Document source:
De la Kippa à la Croix : les Confessions d’un juif converti à Jésus

« Je m’appelle Jean-Marie Elie Setbon. Je suis Juif, converti au Christ »

Baptisé dans l’Église catholique à 43 ans, veuf, remarié, père de huit enfants, l’auteur de ce livre publie des « Confessions » bouleversantes sur son itinéraire personnel.

« J’ai toujours été attiré par Jésus, à tel point qu’à l’adolescence j’ai voulu me convertir au christianisme », écrit-il tout en observant que la communauté juive dont il est issu demeure très opposée à une telle conversion. Pourtant, de nombreux Juifs se sont convertis, « à commencer par les premiers apôtres ».

Beaucoup de paradoxes dans cette vie… Né dans une famille juive non pratiquante avec le prénom de Jean-Marc, l’auteur n’apprend cette appartenance que… le jour où il avoue à sa mère avoir été puni à l’école pour avoir traité un camarade de… « sale juif »

Ashkénaze par sa mère, séfarade par son père, le garçon est élevé sans pratique religieuse. En vacances en Bretagne, il est attiré par un crucifix « comme un aimant ». Il va être « subjugué » par les calvaires : « Déjà à cette époque, je sens que Jésus m’appelle ». Rentré chez lui, il fait le signe de croix, qu’il n’associe pas à la souffrance, ni au sang, mais à « une présence divine ».  Et pourtant, il découvre que ce signe chrétien fait l’objet d’un rejet du peuple juif. Mais il rêve d’entrer dans une église…

À l’âge de 12 ans, il prépare l’étape de l’initiation religieuse juive de la Bar-mistva : il apprend à déchiffrer l’alphabet hébraïque et lit la Bible. Cependant, il décide de se rendre un dimanche au Sacré-Cœur de Montmartre : « Dans cette église, je me sens comme chez moi ». Il va y retourner une fois par mois, à l’insu de sa famille. Un jour, il assiste à une messe : au moment de la communion, c’est trop fort pour lui : il se joint à ceux qui vont vers la Sainte-Table…

Inscrit dans une école privée juive, Jean-Marc apprend le drame de la Shoah nazie : cela éveille en lui « un fort nationalisme », avec le sentiment nouveau d’une identité juive et « un grand amour pour Israël ». Il adhère au sionisme religieux.

Données présentées:
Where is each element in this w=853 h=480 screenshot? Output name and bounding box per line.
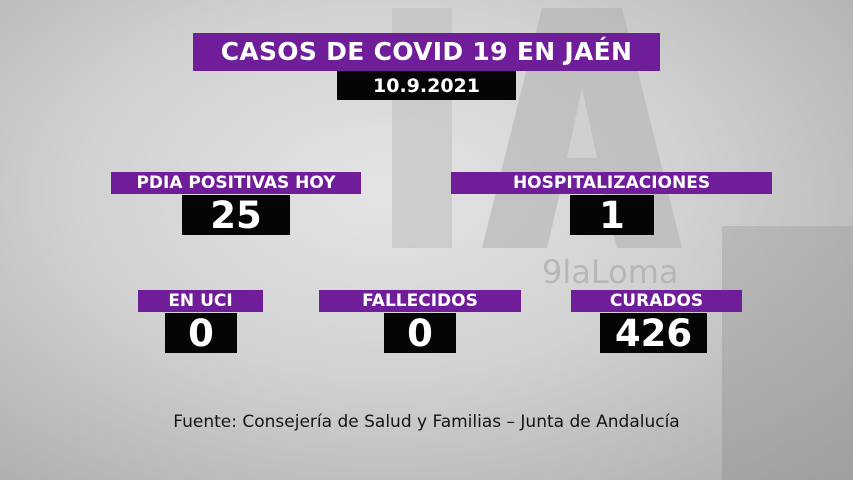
curados-value: 426 [600, 313, 707, 355]
pdia-positivas-label: PDIA POSITIVAS HOY [111, 172, 361, 194]
en-uci-value: 0 [165, 313, 237, 355]
pdia-positivas-value: 25 [182, 195, 290, 237]
source-caption: Fuente: Consejería de Salud y Familias –… [173, 412, 680, 432]
hospitalizaciones-label: HOSPITALIZACIONES [451, 172, 772, 194]
svg-text:9laLoma: 9laLoma [542, 253, 678, 291]
date-label: 10.9.2021 [337, 71, 516, 100]
page-title: CASOS DE COVID 19 EN JAÉN [193, 33, 660, 71]
hospitalizaciones-value: 1 [570, 195, 654, 237]
curados-label: CURADOS [571, 290, 742, 312]
en-uci-label: EN UCI [138, 290, 263, 312]
fallecidos-label: FALLECIDOS [319, 290, 521, 312]
fallecidos-value: 0 [384, 313, 456, 355]
background-panel [722, 226, 853, 480]
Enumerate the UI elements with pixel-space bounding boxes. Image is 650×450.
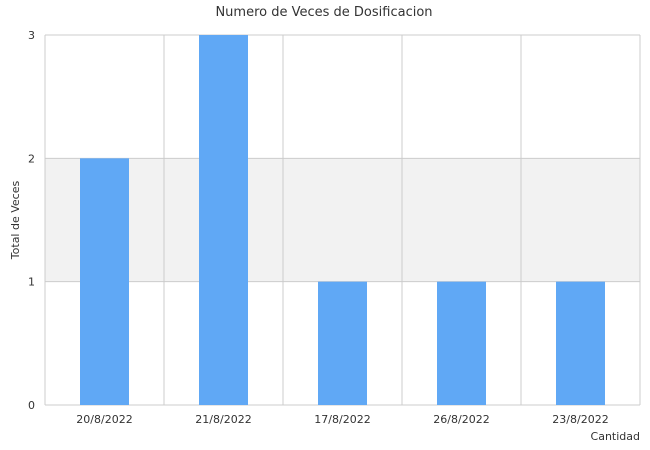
x-tick-label: 21/8/2022 xyxy=(195,413,251,426)
bar xyxy=(437,281,486,405)
x-tick-label: 23/8/2022 xyxy=(552,413,608,426)
y-tick-label: 0 xyxy=(28,399,35,412)
x-tick-label: 17/8/2022 xyxy=(314,413,370,426)
bar xyxy=(199,35,248,405)
chart-title: Numero de Veces de Dosificacion xyxy=(215,5,432,20)
bar xyxy=(556,281,605,405)
plot-band xyxy=(45,35,640,159)
y-axis-label: Total de Veces xyxy=(9,181,22,261)
bar xyxy=(80,158,129,405)
x-axis-ticks: 20/8/2022 21/8/2022 17/8/2022 26/8/2022 23/8… xyxy=(76,413,608,426)
x-tick-label: 26/8/2022 xyxy=(433,413,489,426)
x-axis-label: Cantidad xyxy=(591,430,640,443)
y-tick-label: 1 xyxy=(28,276,35,289)
bars xyxy=(80,35,605,405)
plot-band xyxy=(45,158,640,282)
y-axis-ticks: 0 1 2 3 xyxy=(28,29,35,412)
grid-lines xyxy=(44,34,641,406)
y-tick-label: 2 xyxy=(28,152,35,165)
y-tick-label: 3 xyxy=(28,29,35,42)
x-tick-label: 20/8/2022 xyxy=(76,413,132,426)
bar xyxy=(318,281,367,405)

Consigne 1:
Indiquez à quel âge l'auteur a été baptisé dans l'Église catholique, d'après le texte sur la conversion de Jean-Marie Elie Setbon.
Consigne 2:
Reprenez le texte sur la conversion de Jean-Marie Elie Setbon à la suite de sa dernière phrase.

Réponse 1:
À 43 ans.

Réponse 2:
Il vit alors une double spiritualité, restant attaché à un culte personnel du Christ, malgré l’antinomie qu’il constate entre christianisme et Torah. Il fréquente à la fois la synagogue et… la basilique du Sacré-Cœur. Un jour, n’y tenant plus, il décide de devenir chrétien : à l’âge de 15 ans, il entre dans un confessionnal à Montmartre, et expose son cas à un prêtre. Interloqué, celui-ci s’en va et le laisse seul, désemparé. Jean-Marc se dit qu’il a eu tort et qu’il ne peut pas « trahir » son identité juive. Mais il retournera à la messe…

Toutefois, au fil des ans, l’adolescent est devenu un pratiquant du judaïsme… au grand dam de ses parents : « Il n’y aura pas de rabbin à la maison », tonne son père… « Je vis comme dans un monastère intérieur au milieu des autres », sous le double signe du judaïsme porteur de kippa, et toujours du Christ : avec Jésus, « c’est une relation exclusive d’un bien-aimé au bien-aimé »… Cependant, à 18 ans, il décide de partir en Israël : il devient citoyen israélien et va rester huit ans.

D’abord, Jean-Marc apprend l’hébreu très rapidement, tout en étudiant la philosophie et la théologie  juive, la Bible et le Talmud. Seul, il repense à Jésus « lorsqu’on part en pèlerinage à Jérusalem ». Ensuite, viennent deux écoles, l’école de la Torah, puis l’école de l’armée, chez les paras de Tsahal. À l’école religieuse, il trouve une atmosphère chaleureuse, et il entre dans des familles israéliennes : il constate une entraide qui l’impressionne. Israël est sa deuxième patrie. À l’armée, c’est la mise à l’épreuve : on lui apprend à « développer une volonté incroyable », avec des « ressources psychologiques insoupçonnées ». Un jour, au Liban, un soldat saute sur une mine : le médecin de l’unité se précipite pour le soigner malgré le danger omniprésent. Leçon inoubliable, un homme en sauve un autre « au mépris de sa propre vie ».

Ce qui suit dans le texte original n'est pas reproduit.